> **Goal**:
Copy out every line that contains the word "label".

[Data items]
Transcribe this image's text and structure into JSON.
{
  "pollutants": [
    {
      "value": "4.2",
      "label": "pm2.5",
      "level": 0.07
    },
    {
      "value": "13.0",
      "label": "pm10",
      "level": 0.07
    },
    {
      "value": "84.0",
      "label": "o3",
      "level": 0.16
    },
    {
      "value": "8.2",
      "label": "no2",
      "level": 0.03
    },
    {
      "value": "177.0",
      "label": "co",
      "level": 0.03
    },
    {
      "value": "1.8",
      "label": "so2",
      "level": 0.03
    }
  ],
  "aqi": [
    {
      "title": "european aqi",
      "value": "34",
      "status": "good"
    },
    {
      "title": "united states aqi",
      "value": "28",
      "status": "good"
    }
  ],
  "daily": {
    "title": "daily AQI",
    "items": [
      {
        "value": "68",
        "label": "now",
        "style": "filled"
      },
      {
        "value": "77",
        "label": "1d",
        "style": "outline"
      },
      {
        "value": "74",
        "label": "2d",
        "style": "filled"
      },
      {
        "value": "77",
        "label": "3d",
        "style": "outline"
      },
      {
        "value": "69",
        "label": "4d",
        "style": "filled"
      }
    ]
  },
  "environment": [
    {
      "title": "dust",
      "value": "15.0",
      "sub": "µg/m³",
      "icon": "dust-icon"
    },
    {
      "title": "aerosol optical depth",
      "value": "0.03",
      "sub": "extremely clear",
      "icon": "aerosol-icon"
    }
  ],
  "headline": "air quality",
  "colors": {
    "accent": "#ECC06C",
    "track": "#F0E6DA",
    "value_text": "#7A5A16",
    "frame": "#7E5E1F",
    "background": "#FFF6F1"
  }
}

> **Exercise result**:
      "label": "pm2.5",
      "label": "pm10",
      "label": "o3",
      "label": "no2",
      "label": "co",
      "label": "so2",
        "label": "now",
        "label": "1d",
        "label": "2d",
        "label": "3d",
        "label": "4d",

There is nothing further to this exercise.